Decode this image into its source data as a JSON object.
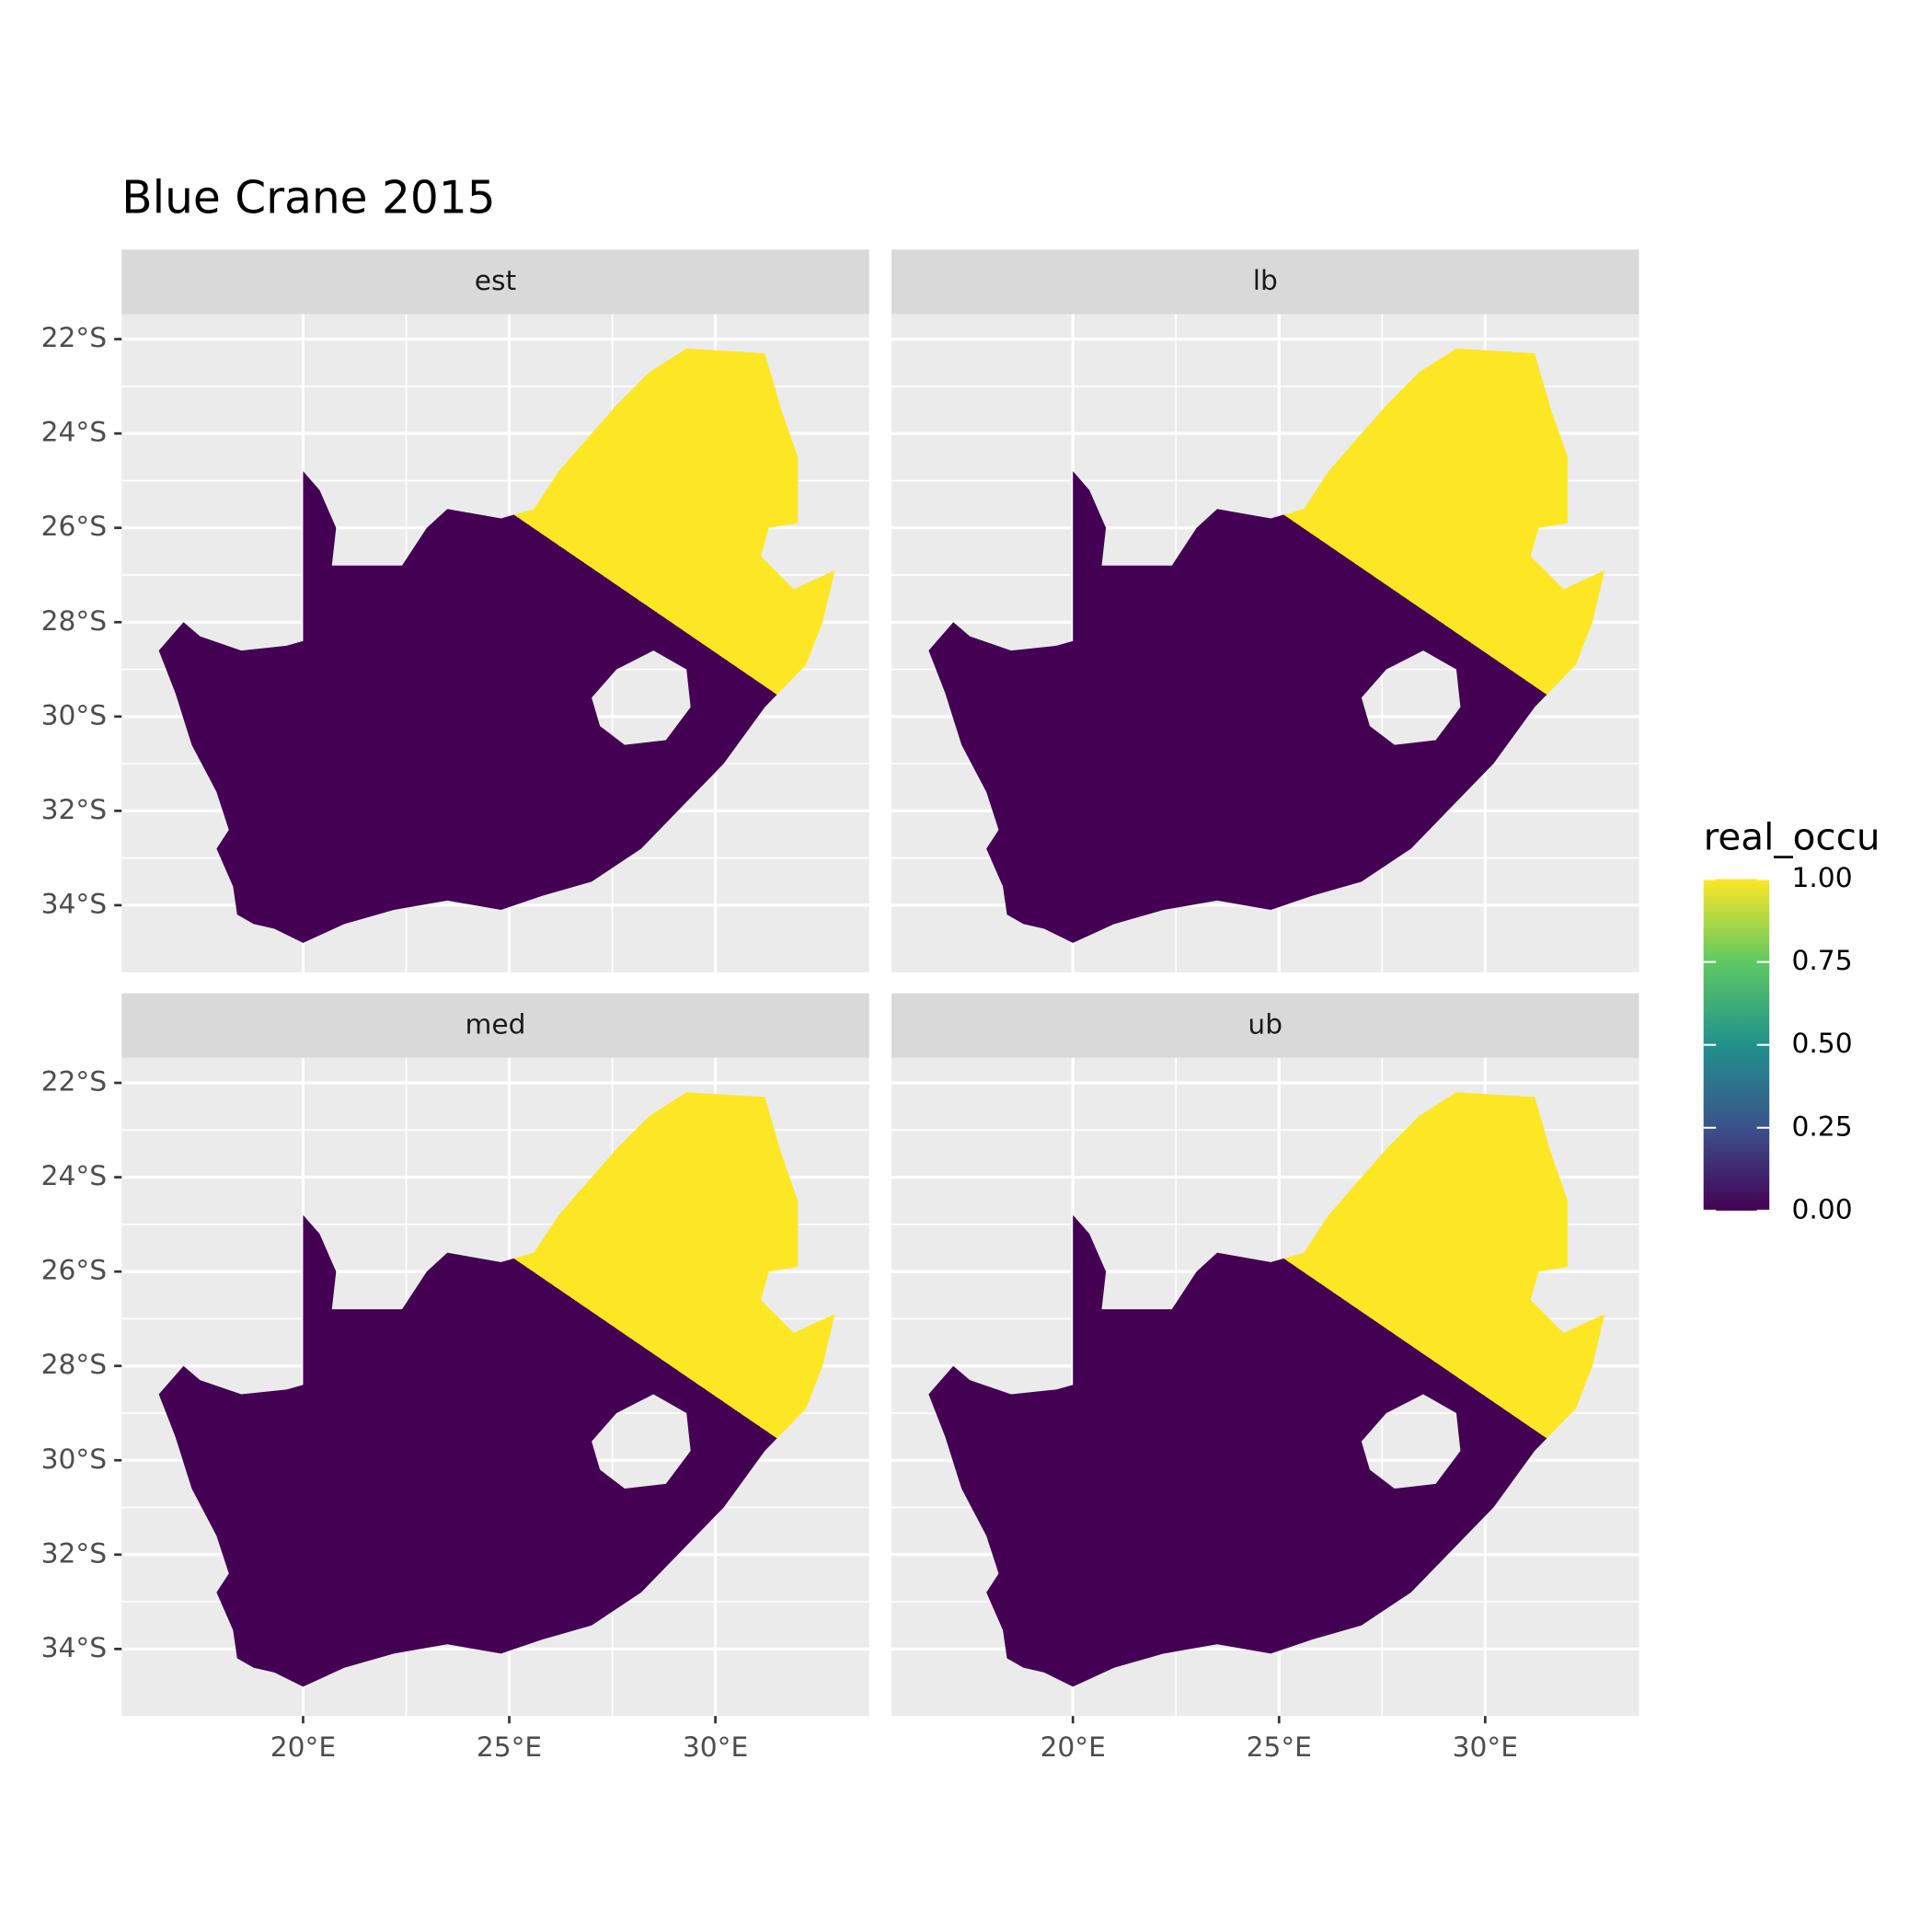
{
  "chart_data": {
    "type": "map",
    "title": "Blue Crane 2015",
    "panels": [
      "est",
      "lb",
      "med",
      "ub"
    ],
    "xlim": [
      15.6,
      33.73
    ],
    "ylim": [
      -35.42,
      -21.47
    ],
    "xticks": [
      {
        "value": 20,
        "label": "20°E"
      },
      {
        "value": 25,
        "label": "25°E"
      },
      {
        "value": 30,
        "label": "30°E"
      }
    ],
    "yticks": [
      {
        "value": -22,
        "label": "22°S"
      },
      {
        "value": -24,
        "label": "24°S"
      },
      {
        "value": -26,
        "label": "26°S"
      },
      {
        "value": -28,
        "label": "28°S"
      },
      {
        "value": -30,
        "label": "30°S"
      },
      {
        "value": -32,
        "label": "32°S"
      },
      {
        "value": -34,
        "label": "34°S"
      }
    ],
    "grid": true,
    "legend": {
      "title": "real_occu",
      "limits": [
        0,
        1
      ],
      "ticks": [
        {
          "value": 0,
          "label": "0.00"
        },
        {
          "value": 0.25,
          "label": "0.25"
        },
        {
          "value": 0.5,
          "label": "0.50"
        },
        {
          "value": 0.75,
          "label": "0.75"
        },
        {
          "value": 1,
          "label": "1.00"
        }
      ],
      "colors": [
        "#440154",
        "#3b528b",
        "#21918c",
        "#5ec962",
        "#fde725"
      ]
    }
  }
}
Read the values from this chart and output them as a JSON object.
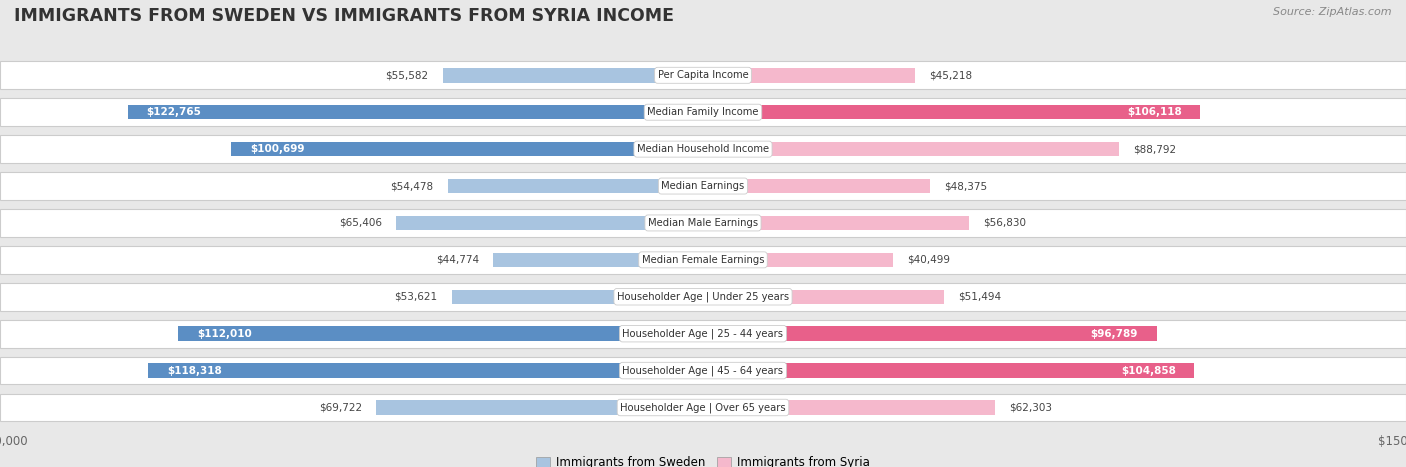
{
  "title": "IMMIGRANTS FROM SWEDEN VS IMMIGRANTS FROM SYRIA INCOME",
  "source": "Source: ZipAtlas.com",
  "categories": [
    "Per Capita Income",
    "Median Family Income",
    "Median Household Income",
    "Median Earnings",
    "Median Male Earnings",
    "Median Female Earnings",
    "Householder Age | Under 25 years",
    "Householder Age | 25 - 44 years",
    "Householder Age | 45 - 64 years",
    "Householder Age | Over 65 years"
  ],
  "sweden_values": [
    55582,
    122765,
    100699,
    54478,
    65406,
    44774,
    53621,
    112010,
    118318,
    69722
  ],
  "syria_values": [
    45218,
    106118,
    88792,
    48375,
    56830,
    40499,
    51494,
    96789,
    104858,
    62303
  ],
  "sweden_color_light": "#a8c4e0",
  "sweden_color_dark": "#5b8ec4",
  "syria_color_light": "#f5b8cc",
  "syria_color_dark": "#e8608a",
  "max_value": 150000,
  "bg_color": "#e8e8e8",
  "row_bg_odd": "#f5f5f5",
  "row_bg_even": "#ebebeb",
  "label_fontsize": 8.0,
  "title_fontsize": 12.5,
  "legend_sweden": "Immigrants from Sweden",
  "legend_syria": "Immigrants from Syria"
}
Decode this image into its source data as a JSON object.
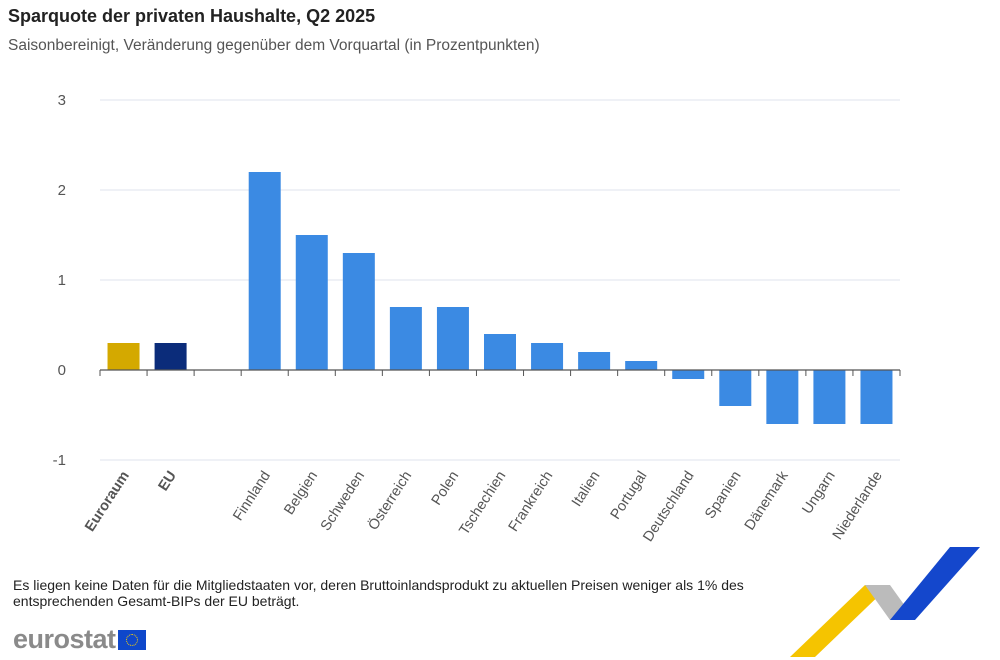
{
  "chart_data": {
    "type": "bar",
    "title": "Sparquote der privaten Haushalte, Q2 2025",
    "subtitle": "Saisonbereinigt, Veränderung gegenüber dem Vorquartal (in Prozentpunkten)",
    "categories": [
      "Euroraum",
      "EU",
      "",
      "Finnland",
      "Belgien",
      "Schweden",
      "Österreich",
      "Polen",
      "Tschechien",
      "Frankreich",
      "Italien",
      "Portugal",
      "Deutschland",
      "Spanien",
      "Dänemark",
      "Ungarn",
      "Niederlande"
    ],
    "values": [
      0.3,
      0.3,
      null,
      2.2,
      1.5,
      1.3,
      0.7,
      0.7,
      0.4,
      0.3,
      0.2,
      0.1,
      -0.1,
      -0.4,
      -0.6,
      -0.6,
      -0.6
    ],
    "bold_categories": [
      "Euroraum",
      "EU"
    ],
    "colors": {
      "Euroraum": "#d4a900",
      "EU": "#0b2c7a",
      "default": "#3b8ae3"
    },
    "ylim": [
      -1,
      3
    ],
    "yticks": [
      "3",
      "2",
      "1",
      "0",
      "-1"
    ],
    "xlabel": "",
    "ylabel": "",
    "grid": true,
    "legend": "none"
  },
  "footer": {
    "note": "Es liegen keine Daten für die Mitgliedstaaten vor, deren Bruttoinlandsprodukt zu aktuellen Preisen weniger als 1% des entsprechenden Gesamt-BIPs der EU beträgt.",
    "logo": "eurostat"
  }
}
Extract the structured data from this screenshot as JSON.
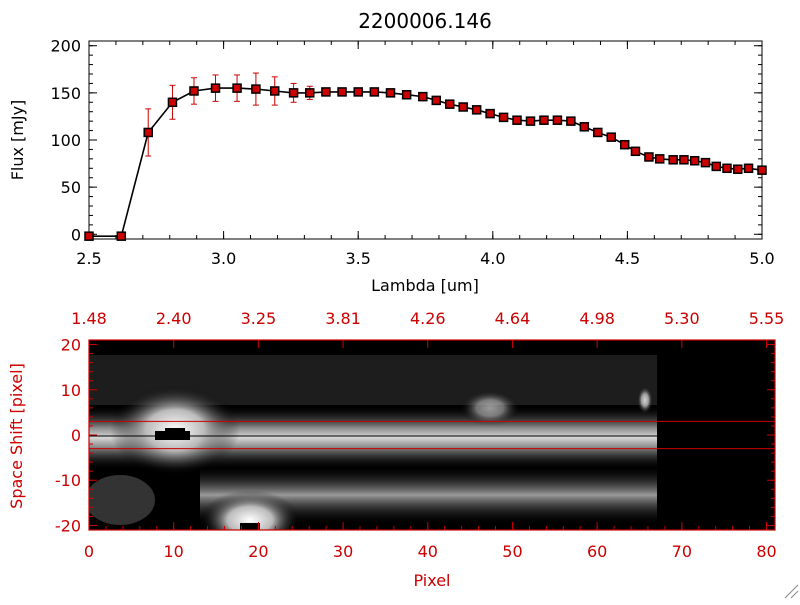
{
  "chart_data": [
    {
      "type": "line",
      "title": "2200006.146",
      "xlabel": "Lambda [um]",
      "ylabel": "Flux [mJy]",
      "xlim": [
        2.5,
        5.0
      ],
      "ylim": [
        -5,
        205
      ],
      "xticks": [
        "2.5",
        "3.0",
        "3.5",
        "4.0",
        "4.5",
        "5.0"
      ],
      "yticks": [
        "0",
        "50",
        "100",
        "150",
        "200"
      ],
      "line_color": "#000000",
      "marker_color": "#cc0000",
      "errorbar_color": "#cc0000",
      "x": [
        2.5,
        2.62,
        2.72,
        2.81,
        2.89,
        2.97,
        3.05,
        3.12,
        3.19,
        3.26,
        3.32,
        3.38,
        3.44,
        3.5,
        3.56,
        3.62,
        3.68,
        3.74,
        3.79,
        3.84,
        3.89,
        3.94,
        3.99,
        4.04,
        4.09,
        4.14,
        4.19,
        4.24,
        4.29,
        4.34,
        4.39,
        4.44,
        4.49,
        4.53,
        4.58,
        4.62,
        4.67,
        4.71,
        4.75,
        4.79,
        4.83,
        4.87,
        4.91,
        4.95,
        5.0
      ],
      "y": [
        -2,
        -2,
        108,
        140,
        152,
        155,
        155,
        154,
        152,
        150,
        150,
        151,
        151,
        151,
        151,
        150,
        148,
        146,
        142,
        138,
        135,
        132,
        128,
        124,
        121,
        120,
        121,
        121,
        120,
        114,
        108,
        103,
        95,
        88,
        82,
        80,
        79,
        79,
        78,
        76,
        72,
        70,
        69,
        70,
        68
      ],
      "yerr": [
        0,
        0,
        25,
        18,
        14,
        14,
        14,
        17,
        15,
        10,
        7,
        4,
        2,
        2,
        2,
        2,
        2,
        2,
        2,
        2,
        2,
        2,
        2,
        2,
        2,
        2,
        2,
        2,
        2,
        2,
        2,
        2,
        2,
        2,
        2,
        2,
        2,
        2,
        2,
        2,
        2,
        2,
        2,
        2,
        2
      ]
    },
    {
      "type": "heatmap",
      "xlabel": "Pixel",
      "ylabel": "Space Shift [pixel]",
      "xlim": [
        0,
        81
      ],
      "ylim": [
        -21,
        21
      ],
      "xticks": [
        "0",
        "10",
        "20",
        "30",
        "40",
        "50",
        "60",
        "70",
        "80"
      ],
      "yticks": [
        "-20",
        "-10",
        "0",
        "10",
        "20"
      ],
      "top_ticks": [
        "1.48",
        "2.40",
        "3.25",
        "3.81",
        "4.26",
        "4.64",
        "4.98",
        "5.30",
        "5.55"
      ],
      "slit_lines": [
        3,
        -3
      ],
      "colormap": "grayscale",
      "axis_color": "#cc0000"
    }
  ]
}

-------

◆ What is needed
Gather up every line in the data above that contains the word "xlabel", copying each one.

◆ Output for this exercise
    "xlabel": "",
      "xlabel": "Lambda [um]",
      "xlabel": "Pixel",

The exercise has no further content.